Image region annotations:
* Start *

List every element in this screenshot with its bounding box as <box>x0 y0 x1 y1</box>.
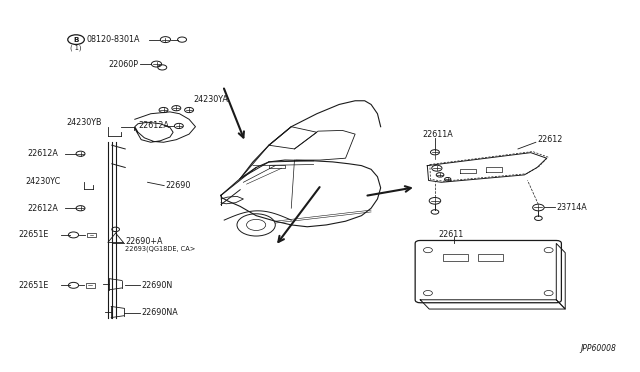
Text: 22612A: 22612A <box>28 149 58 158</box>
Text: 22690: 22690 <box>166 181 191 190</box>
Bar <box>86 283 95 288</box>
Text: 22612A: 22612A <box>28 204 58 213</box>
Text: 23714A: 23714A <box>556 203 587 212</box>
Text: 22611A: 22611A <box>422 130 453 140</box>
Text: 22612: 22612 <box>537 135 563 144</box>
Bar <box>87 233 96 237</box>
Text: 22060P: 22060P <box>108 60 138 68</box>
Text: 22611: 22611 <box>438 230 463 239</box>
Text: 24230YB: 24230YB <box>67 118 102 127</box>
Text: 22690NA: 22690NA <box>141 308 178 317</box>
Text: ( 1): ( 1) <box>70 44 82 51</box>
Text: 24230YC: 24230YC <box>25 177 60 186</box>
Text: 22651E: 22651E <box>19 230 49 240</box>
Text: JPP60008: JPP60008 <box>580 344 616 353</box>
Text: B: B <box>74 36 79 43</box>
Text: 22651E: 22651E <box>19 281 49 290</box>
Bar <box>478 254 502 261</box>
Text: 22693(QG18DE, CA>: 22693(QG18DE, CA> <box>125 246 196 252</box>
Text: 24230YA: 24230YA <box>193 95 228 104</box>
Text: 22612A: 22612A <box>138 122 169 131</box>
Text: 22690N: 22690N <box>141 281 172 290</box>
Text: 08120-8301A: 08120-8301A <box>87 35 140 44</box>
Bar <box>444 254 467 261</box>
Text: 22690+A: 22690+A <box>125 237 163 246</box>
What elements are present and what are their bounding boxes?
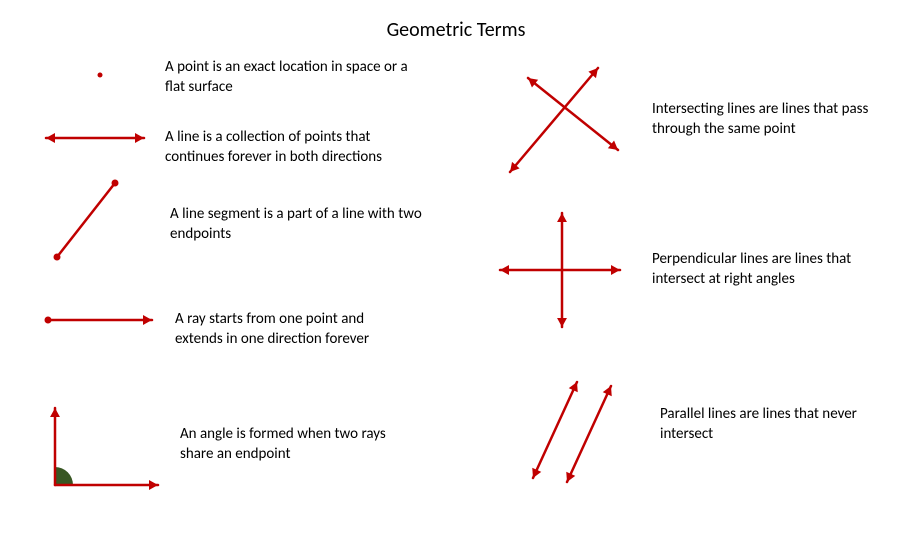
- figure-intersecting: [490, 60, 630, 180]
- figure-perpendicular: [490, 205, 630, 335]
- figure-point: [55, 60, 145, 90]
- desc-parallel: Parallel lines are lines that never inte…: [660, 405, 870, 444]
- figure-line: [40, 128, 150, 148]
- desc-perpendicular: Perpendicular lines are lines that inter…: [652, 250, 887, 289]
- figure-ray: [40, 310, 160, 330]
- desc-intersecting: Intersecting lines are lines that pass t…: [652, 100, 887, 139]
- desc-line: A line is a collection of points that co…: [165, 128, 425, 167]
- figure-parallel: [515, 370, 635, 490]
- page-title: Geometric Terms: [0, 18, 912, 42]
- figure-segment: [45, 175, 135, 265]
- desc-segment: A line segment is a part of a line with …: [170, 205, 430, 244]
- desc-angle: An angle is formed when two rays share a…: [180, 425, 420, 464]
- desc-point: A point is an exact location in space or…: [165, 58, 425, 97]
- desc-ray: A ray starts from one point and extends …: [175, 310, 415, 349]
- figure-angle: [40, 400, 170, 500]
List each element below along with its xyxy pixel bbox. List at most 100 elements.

* End *
* Start *

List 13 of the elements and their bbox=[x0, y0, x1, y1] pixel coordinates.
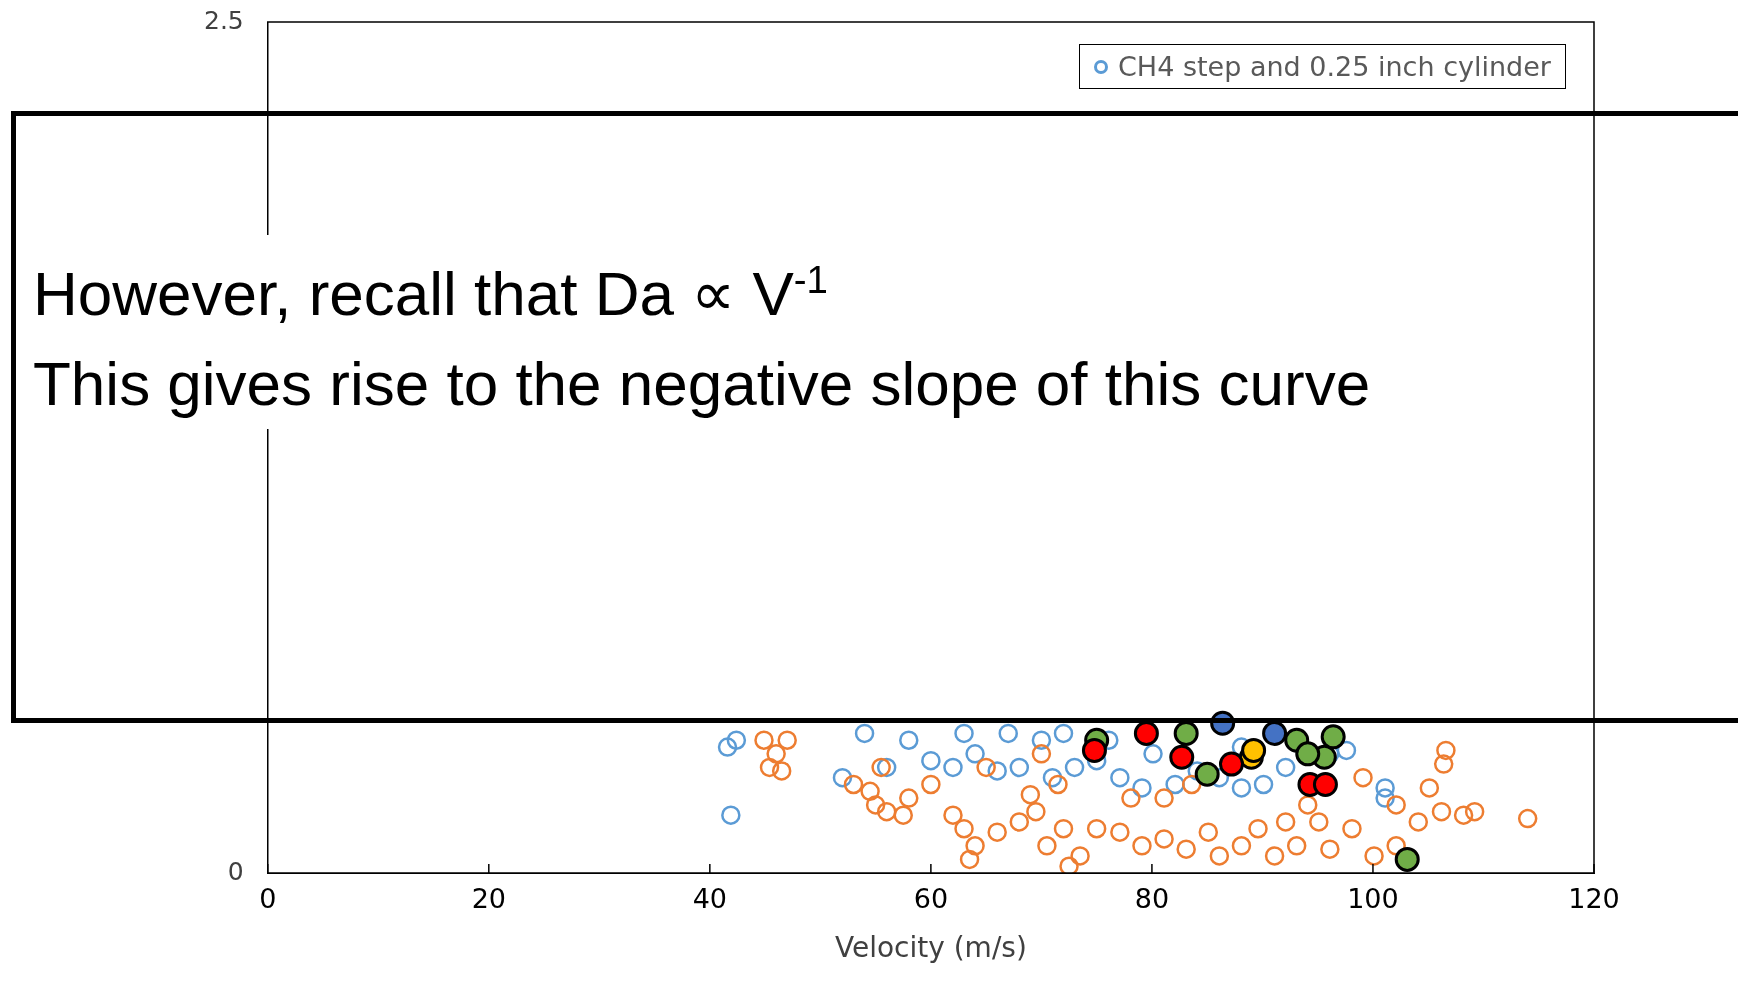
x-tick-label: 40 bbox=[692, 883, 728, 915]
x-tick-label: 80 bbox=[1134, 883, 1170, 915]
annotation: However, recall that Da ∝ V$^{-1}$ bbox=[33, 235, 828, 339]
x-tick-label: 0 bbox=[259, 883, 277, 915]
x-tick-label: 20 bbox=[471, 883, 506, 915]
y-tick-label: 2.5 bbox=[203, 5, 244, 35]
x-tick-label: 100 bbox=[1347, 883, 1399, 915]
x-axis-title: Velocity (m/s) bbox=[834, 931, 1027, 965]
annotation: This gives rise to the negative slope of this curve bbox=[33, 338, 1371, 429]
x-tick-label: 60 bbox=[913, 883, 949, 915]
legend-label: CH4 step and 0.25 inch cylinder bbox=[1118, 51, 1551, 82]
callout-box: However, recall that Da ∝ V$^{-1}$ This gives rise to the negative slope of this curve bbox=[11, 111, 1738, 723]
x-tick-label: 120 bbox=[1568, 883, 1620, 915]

* End *

• [What to work on] Could you turn the stretch that opens with the line containing "- figure-intersecting: [490, 60, 630, 180]" and closes with the line containing "- figure-line: [40, 128, 150, 148]" into a Markdown table with the columns Number and Text, numbering each line in order and skipping any blank lines?

• [Answer]
| Number | Text |
|---|---|
| 1 | - figure-intersecting: [490, 60, 630, 180] |
| 2 | - figure-perpendicular: [490, 205, 630, 335] |
| 3 | - figure-point: [55, 60, 145, 90] |
| 4 | - desc-parallel: Parallel lines are lines that never inte…: [660, 405, 870, 444] |
| 5 | - figure-line: [40, 128, 150, 148] |